- What needs to be done -
Check each line of the records below for the string "this", then state how many lines contain it, with no other output.

- Material for the task -
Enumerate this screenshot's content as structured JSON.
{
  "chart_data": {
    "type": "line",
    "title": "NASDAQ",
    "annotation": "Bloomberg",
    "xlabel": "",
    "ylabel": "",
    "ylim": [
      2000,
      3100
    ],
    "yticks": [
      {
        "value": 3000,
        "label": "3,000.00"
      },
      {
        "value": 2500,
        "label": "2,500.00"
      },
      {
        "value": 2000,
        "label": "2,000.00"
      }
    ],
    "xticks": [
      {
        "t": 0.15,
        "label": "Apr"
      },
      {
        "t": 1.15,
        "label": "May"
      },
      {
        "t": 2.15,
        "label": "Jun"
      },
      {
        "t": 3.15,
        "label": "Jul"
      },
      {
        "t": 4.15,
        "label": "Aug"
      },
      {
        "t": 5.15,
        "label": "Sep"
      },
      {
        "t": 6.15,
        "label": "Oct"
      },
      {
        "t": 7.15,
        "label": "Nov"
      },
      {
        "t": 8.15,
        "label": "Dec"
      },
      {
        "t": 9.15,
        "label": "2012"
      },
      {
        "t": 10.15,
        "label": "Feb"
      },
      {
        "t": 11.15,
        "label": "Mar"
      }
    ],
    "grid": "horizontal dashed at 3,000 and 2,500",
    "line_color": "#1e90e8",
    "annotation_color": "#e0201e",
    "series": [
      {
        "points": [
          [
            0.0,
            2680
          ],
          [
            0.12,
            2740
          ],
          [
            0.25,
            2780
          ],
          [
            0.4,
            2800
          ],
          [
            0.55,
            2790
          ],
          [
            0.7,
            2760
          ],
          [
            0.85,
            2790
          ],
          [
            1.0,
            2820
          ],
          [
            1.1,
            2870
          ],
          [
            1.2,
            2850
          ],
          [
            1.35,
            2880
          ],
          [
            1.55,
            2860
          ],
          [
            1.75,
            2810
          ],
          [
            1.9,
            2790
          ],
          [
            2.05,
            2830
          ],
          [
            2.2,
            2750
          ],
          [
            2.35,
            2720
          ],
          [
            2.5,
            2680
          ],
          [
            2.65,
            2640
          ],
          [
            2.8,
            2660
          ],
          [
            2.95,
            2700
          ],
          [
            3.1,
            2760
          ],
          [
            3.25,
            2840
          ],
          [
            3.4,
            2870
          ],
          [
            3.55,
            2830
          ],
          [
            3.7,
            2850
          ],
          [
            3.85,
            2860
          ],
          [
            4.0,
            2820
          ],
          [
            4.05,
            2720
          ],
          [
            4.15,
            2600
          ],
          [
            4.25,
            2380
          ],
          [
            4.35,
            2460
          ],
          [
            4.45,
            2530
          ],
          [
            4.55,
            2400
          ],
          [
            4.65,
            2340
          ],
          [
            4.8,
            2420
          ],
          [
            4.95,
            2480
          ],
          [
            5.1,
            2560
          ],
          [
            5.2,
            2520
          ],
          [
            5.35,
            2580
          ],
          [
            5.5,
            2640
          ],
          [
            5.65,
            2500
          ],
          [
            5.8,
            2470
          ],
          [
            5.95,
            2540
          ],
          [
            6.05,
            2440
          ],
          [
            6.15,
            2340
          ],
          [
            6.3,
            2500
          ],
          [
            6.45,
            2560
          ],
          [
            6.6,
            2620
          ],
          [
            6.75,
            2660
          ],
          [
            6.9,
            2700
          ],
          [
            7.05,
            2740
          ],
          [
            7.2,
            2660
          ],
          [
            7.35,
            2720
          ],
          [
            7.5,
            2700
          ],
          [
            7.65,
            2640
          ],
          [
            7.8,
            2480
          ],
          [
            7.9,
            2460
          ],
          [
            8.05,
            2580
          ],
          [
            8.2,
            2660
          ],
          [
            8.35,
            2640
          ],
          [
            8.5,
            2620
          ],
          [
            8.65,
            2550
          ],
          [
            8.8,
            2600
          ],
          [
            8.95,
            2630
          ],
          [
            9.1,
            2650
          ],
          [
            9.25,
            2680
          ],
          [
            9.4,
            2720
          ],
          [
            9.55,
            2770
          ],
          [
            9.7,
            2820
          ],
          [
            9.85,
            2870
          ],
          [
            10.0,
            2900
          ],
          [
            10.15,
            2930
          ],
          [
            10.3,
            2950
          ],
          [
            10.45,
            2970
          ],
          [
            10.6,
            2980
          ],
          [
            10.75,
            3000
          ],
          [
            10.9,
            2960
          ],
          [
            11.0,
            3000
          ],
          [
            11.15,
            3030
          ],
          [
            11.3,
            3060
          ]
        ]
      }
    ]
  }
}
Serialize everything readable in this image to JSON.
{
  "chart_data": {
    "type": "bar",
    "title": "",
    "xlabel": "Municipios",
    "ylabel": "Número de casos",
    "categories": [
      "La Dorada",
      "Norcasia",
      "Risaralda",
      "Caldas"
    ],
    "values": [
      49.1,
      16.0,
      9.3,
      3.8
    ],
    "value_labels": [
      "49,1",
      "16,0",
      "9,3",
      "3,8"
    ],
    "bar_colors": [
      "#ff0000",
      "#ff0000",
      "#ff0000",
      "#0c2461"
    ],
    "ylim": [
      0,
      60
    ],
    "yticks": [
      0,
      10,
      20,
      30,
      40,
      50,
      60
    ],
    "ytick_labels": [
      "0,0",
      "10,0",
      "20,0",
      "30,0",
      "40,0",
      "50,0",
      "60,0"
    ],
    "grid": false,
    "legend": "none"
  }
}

- Exercise output -
2